• Problems and tasks:
1. In the Cassini liveblog, how many spacecraft resting places did the staff of Science magazine pull together?
2. Write the next part of the Cassini liveblog, starting after its final sentence.

Cassini's final moments: Nasa spacecraft sends last signals on Saturn death plunge – as it happened

We are going to wrap up the liveblog now. You can find our news story on the fiery demise of Cassini here, and our piece on what we learned from the mission here. It was an incredible mission. Thanks for joining us for the end.

Here, with some final words on the mission, is Linda Spilker, who has worked on Cassini for a whole Saturn year - that’s 30 years on Earth.

Things never will be quite the same for those of us on the Cassini team now that the spacecraft is no longer flying. But,we take comfort knowing that every time we look up at Saturn in the night sky, part of Cassini will be there, too.

Where do spacecraft go to die? The staff of the US magazine, Science, have done a wonderful job of pulling together the final resting places of 42 spacecraft. Check it out here.

If you want to know how the funding stacks up for a spectacular mission such as Cassini, you can find a highly accessible infographic here.

Nasa has said farewell to its Saturn explorer.

John Zarnecki, President of the Royal Astronomical Society, worked on the Huygens lander that touched down on Titan. He knew today would be emotional, but one consolation is that the lander is still on Titan’s surface. Who knows how long it will remain there?

The touchdown was a record, the first landing on a body beyond the asteroid belt, and Zarnecki believes the feat will not be bested any time soon. He said:

We are in the Guinness Book of Records and we could be there for a century. I don’t think we’ll land further away in the solar system for a long time.

Cassini declared dead

Earl Maize, Cassini’s project manager, calls an end to the mission and prompts a round of subdued applause from the gathered team, many of whom started on this adventure more than 20 years ago. A tough moment for some of them, but what a mission, what a legacy.

Updated

Signal lost from Cassini

And that, dear readers, is that. After 20 years in space and 13 spent looping around Saturn and its moons, Cassini’s final signals have been received. The spacecraft died on Saturn more than an hour ago, but this is confirmation: the end of its broadcast at 12.55 UK time as it fell into Saturn and became part of the planet.

• Dataset records:
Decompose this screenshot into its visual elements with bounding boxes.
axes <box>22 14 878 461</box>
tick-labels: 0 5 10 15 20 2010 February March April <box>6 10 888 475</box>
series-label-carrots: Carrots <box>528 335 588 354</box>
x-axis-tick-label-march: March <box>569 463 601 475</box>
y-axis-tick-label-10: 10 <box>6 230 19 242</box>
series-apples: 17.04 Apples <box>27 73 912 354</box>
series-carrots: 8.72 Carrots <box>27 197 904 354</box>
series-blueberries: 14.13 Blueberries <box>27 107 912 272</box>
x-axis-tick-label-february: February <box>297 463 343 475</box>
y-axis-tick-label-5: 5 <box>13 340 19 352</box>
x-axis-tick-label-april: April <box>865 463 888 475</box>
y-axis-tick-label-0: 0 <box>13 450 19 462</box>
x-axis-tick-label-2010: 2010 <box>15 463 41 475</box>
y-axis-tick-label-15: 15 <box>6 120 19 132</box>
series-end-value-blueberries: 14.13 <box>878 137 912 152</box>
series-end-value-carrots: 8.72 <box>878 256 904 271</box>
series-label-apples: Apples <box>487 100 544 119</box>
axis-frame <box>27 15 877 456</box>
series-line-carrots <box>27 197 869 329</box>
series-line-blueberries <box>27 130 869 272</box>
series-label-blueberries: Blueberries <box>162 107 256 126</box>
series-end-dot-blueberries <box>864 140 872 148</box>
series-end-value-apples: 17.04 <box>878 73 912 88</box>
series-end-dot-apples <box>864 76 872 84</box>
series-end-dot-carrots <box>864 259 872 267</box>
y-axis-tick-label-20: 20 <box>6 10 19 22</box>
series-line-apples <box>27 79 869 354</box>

• Expected responses:
1. 42

2.
Updated

The signal will go in seconds.

The latest signals from Cassini show the spacecraft in the atmosphere and its thrusters firing more and more to keep it steady as it plunges.

Jim Green, the director of Nasa’s planetary division, and Mike Watkins, director of JPL, have been sharing their thoughts on the mission.

Green said water jets coming from Enceladus was one of the “pretty spectacular” discoveries made by the mission. He said it was a call from Saturn’s moon to come back, adding:

Once we see an area that has water then we know there’s a possible of it being a habitable environment.

And Nasa has plans to go back to Enceladus, Watkins said:

It’s a bittersweet event for all of us. For me it’s more sweet than bitter because Cassini has been such a fantastic mission.

He added that finding water jets coming from Enceladus was one of the mission’s greatest legacies, a discovery so compelling you had to go back. He said:

We have to go back, we will go back, and fly through the geysers of Enceladus...Ocean worlds look like an incredibly compelling target.

Updated

Cassini in numbers

Nasa has been collating numbers for the Cassini mission and it’s fair to say they make for impressive reading:

Commands executed: 2.5million

Saturn orbits completed: 293 at end of mission

Targeted moon flybys: 162

Targeted Titan flybys: 127

Targeted Enceladus flybys: 23

Images taken: 453,048

Oceans discovered: 2 (Titan, Enceladus)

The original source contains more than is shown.